Records —
============================================================

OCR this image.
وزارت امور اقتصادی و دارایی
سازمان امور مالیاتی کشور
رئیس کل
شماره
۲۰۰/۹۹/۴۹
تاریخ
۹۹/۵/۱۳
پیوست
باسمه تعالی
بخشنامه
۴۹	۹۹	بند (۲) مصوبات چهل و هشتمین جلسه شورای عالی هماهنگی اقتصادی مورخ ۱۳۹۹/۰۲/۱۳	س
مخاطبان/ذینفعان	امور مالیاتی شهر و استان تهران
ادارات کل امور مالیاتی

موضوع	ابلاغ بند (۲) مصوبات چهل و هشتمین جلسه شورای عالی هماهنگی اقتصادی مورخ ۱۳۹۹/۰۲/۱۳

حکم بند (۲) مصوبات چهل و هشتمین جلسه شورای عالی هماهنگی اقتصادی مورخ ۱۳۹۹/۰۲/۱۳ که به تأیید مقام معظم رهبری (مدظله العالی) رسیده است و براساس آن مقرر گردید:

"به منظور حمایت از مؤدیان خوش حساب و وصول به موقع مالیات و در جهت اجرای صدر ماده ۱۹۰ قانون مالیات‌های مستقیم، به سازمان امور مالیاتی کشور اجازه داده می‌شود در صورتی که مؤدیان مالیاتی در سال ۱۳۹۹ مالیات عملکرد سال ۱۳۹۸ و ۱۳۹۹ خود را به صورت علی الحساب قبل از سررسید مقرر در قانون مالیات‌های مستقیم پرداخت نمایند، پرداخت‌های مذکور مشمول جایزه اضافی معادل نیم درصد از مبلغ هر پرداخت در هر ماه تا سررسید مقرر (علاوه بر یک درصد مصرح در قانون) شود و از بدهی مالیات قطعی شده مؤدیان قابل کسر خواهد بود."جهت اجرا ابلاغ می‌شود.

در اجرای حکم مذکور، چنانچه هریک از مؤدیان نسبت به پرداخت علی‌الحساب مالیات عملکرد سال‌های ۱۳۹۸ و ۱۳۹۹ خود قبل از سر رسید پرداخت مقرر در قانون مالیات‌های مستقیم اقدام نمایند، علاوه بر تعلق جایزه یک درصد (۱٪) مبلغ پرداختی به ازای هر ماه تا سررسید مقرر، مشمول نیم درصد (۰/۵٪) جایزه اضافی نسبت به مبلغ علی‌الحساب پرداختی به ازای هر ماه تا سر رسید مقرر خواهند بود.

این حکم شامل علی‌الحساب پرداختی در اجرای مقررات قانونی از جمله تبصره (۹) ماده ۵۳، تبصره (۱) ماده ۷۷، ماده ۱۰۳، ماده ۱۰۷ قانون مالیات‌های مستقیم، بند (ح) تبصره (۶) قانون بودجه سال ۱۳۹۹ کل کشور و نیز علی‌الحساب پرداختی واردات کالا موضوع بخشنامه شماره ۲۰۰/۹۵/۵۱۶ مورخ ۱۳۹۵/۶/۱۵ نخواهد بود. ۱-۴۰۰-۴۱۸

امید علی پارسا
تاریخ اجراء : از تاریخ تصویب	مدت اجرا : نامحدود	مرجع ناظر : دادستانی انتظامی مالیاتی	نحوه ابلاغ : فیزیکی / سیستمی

============================================================

Objective —
Write out all of the records above exactly as they appear.

Exercise answer —
OCR this image.
وزارت امور اقتصادی و دارایی
سازمان امور مالیاتی کشور
رئیس کل
شماره
۲۰۰/۹۹/۴۹
تاریخ
۹۹/۵/۱۳
پیوست
باسمه تعالی
بخشنامه
۴۹	۹۹	بند (۲) مصوبات چهل و هشتمین جلسه شورای عالی هماهنگی اقتصادی مورخ ۱۳۹۹/۰۲/۱۳	س
مخاطبان/ذینفعان	امور مالیاتی شهر و استان تهران
ادارات کل امور مالیاتی

موضوع	ابلاغ بند (۲) مصوبات چهل و هشتمین جلسه شورای عالی هماهنگی اقتصادی مورخ ۱۳۹۹/۰۲/۱۳

حکم بند (۲) مصوبات چهل و هشتمین جلسه شورای عالی هماهنگی اقتصادی مورخ ۱۳۹۹/۰۲/۱۳ که به تأیید مقام معظم رهبری (مدظله العالی) رسیده است و براساس آن مقرر گردید:

"به منظور حمایت از مؤدیان خوش حساب و وصول به موقع مالیات و در جهت اجرای صدر ماده ۱۹۰ قانون مالیات‌های مستقیم، به سازمان امور مالیاتی کشور اجازه داده می‌شود در صورتی که مؤدیان مالیاتی در سال ۱۳۹۹ مالیات عملکرد سال ۱۳۹۸ و ۱۳۹۹ خود را به صورت علی الحساب قبل از سررسید مقرر در قانون مالیات‌های مستقیم پرداخت نمایند، پرداخت‌های مذکور مشمول جایزه اضافی معادل نیم درصد از مبلغ هر پرداخت در هر ماه تا سررسید مقرر (علاوه بر یک درصد مصرح در قانون) شود و از بدهی مالیات قطعی شده مؤدیان قابل کسر خواهد بود."جهت اجرا ابلاغ می‌شود.

در اجرای حکم مذکور، چنانچه هریک از مؤدیان نسبت به پرداخت علی‌الحساب مالیات عملکرد سال‌های ۱۳۹۸ و ۱۳۹۹ خود قبل از سر رسید پرداخت مقرر در قانون مالیات‌های مستقیم اقدام نمایند، علاوه بر تعلق جایزه یک درصد (۱٪) مبلغ پرداختی به ازای هر ماه تا سررسید مقرر، مشمول نیم درصد (۰/۵٪) جایزه اضافی نسبت به مبلغ علی‌الحساب پرداختی به ازای هر ماه تا سر رسید مقرر خواهند بود.

این حکم شامل علی‌الحساب پرداختی در اجرای مقررات قانونی از جمله تبصره (۹) ماده ۵۳، تبصره (۱) ماده ۷۷، ماده ۱۰۳، ماده ۱۰۷ قانون مالیات‌های مستقیم، بند (ح) تبصره (۶) قانون بودجه سال ۱۳۹۹ کل کشور و نیز علی‌الحساب پرداختی واردات کالا موضوع بخشنامه شماره ۲۰۰/۹۵/۵۱۶ مورخ ۱۳۹۵/۶/۱۵ نخواهد بود. ۱-۴۰۰-۴۱۸

امید علی پارسا
تاریخ اجراء : از تاریخ تصویب	مدت اجرا : نامحدود	مرجع ناظر : دادستانی انتظامی مالیاتی	نحوه ابلاغ : فیزیکی / سیستمی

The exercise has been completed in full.